## begin DATA LINES
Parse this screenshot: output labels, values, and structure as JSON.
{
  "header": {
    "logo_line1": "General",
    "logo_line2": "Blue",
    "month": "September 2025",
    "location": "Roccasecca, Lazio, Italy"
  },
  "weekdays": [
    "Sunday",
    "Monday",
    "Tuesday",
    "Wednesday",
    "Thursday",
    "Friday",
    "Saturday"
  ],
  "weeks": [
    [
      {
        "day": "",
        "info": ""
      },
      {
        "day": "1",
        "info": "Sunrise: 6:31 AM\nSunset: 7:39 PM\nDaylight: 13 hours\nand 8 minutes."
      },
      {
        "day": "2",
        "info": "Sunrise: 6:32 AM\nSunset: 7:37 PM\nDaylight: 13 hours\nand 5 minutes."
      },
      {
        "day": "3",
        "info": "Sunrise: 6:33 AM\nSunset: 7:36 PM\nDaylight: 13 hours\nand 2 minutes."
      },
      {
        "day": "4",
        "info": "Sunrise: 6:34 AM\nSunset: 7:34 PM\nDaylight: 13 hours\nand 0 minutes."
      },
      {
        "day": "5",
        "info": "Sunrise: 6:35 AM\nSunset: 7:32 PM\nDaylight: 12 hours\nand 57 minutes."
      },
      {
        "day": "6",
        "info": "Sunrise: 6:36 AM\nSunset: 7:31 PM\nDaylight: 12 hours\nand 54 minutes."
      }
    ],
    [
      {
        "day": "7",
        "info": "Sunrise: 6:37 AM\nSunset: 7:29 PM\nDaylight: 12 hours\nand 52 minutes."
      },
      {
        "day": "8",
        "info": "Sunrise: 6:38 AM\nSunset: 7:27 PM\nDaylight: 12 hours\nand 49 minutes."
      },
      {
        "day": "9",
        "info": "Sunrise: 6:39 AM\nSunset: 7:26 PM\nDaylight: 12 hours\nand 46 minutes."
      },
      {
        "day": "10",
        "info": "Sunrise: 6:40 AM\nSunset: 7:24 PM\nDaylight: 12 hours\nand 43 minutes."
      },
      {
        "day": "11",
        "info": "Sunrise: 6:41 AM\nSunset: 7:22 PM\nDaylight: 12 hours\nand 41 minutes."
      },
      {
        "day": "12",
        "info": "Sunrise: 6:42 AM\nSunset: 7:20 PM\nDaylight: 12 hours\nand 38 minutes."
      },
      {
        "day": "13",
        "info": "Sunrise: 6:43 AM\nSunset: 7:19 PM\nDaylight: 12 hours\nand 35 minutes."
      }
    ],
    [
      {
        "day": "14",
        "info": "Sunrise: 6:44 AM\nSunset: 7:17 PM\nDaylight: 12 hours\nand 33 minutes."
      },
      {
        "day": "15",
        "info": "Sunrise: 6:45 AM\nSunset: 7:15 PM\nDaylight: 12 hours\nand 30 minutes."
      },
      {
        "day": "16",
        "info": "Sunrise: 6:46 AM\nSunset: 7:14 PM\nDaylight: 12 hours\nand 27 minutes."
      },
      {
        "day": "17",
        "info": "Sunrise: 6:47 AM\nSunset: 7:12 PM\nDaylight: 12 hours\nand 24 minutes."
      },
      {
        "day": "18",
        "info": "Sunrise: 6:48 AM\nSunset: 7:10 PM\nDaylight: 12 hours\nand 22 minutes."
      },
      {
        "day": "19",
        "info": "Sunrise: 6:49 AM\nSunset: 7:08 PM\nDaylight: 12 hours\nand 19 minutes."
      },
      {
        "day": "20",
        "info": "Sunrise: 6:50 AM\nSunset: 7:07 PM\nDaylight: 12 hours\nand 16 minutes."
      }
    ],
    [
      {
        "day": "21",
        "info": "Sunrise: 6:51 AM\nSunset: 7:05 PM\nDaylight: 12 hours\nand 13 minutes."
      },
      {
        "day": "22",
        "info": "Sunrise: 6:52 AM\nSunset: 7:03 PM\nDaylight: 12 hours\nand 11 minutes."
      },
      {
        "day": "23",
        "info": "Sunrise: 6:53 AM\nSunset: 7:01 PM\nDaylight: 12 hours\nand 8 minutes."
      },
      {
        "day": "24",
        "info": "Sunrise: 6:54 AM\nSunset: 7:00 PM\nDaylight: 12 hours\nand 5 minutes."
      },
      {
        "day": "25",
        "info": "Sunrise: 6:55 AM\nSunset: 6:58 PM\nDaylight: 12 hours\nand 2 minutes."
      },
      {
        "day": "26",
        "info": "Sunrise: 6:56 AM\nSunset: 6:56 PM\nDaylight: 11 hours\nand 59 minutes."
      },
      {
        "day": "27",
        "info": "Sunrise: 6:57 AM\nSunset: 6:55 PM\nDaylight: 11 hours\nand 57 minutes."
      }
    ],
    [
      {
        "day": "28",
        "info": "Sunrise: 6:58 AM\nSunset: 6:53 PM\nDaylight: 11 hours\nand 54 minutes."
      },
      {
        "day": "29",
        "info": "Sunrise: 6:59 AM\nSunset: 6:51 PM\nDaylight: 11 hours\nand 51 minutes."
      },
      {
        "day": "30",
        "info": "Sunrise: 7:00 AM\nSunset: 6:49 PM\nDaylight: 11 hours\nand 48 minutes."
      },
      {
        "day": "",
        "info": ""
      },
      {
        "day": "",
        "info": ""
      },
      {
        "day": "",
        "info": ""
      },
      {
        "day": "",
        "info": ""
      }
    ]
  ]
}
## end DATA LINES
### REQUIRED WORK
Every entry should be printed again exactly as it stands.

### EXERCISE ANSWER
Parse this screenshot: output labels, values, and structure as JSON.
{
  "header": {
    "logo_line1": "General",
    "logo_line2": "Blue",
    "month": "September 2025",
    "location": "Roccasecca, Lazio, Italy"
  },
  "weekdays": [
    "Sunday",
    "Monday",
    "Tuesday",
    "Wednesday",
    "Thursday",
    "Friday",
    "Saturday"
  ],
  "weeks": [
    [
      {
        "day": "",
        "info": ""
      },
      {
        "day": "1",
        "info": "Sunrise: 6:31 AM\nSunset: 7:39 PM\nDaylight: 13 hours\nand 8 minutes."
      },
      {
        "day": "2",
        "info": "Sunrise: 6:32 AM\nSunset: 7:37 PM\nDaylight: 13 hours\nand 5 minutes."
      },
      {
        "day": "3",
        "info": "Sunrise: 6:33 AM\nSunset: 7:36 PM\nDaylight: 13 hours\nand 2 minutes."
      },
      {
        "day": "4",
        "info": "Sunrise: 6:34 AM\nSunset: 7:34 PM\nDaylight: 13 hours\nand 0 minutes."
      },
      {
        "day": "5",
        "info": "Sunrise: 6:35 AM\nSunset: 7:32 PM\nDaylight: 12 hours\nand 57 minutes."
      },
      {
        "day": "6",
        "info": "Sunrise: 6:36 AM\nSunset: 7:31 PM\nDaylight: 12 hours\nand 54 minutes."
      }
    ],
    [
      {
        "day": "7",
        "info": "Sunrise: 6:37 AM\nSunset: 7:29 PM\nDaylight: 12 hours\nand 52 minutes."
      },
      {
        "day": "8",
        "info": "Sunrise: 6:38 AM\nSunset: 7:27 PM\nDaylight: 12 hours\nand 49 minutes."
      },
      {
        "day": "9",
        "info": "Sunrise: 6:39 AM\nSunset: 7:26 PM\nDaylight: 12 hours\nand 46 minutes."
      },
      {
        "day": "10",
        "info": "Sunrise: 6:40 AM\nSunset: 7:24 PM\nDaylight: 12 hours\nand 43 minutes."
      },
      {
        "day": "11",
        "info": "Sunrise: 6:41 AM\nSunset: 7:22 PM\nDaylight: 12 hours\nand 41 minutes."
      },
      {
        "day": "12",
        "info": "Sunrise: 6:42 AM\nSunset: 7:20 PM\nDaylight: 12 hours\nand 38 minutes."
      },
      {
        "day": "13",
        "info": "Sunrise: 6:43 AM\nSunset: 7:19 PM\nDaylight: 12 hours\nand 35 minutes."
      }
    ],
    [
      {
        "day": "14",
        "info": "Sunrise: 6:44 AM\nSunset: 7:17 PM\nDaylight: 12 hours\nand 33 minutes."
      },
      {
        "day": "15",
        "info": "Sunrise: 6:45 AM\nSunset: 7:15 PM\nDaylight: 12 hours\nand 30 minutes."
      },
      {
        "day": "16",
        "info": "Sunrise: 6:46 AM\nSunset: 7:14 PM\nDaylight: 12 hours\nand 27 minutes."
      },
      {
        "day": "17",
        "info": "Sunrise: 6:47 AM\nSunset: 7:12 PM\nDaylight: 12 hours\nand 24 minutes."
      },
      {
        "day": "18",
        "info": "Sunrise: 6:48 AM\nSunset: 7:10 PM\nDaylight: 12 hours\nand 22 minutes."
      },
      {
        "day": "19",
        "info": "Sunrise: 6:49 AM\nSunset: 7:08 PM\nDaylight: 12 hours\nand 19 minutes."
      },
      {
        "day": "20",
        "info": "Sunrise: 6:50 AM\nSunset: 7:07 PM\nDaylight: 12 hours\nand 16 minutes."
      }
    ],
    [
      {
        "day": "21",
        "info": "Sunrise: 6:51 AM\nSunset: 7:05 PM\nDaylight: 12 hours\nand 13 minutes."
      },
      {
        "day": "22",
        "info": "Sunrise: 6:52 AM\nSunset: 7:03 PM\nDaylight: 12 hours\nand 11 minutes."
      },
      {
        "day": "23",
        "info": "Sunrise: 6:53 AM\nSunset: 7:01 PM\nDaylight: 12 hours\nand 8 minutes."
      },
      {
        "day": "24",
        "info": "Sunrise: 6:54 AM\nSunset: 7:00 PM\nDaylight: 12 hours\nand 5 minutes."
      },
      {
        "day": "25",
        "info": "Sunrise: 6:55 AM\nSunset: 6:58 PM\nDaylight: 12 hours\nand 2 minutes."
      },
      {
        "day": "26",
        "info": "Sunrise: 6:56 AM\nSunset: 6:56 PM\nDaylight: 11 hours\nand 59 minutes."
      },
      {
        "day": "27",
        "info": "Sunrise: 6:57 AM\nSunset: 6:55 PM\nDaylight: 11 hours\nand 57 minutes."
      }
    ],
    [
      {
        "day": "28",
        "info": "Sunrise: 6:58 AM\nSunset: 6:53 PM\nDaylight: 11 hours\nand 54 minutes."
      },
      {
        "day": "29",
        "info": "Sunrise: 6:59 AM\nSunset: 6:51 PM\nDaylight: 11 hours\nand 51 minutes."
      },
      {
        "day": "30",
        "info": "Sunrise: 7:00 AM\nSunset: 6:49 PM\nDaylight: 11 hours\nand 48 minutes."
      },
      {
        "day": "",
        "info": ""
      },
      {
        "day": "",
        "info": ""
      },
      {
        "day": "",
        "info": ""
      },
      {
        "day": "",
        "info": ""
      }
    ]
  ]
}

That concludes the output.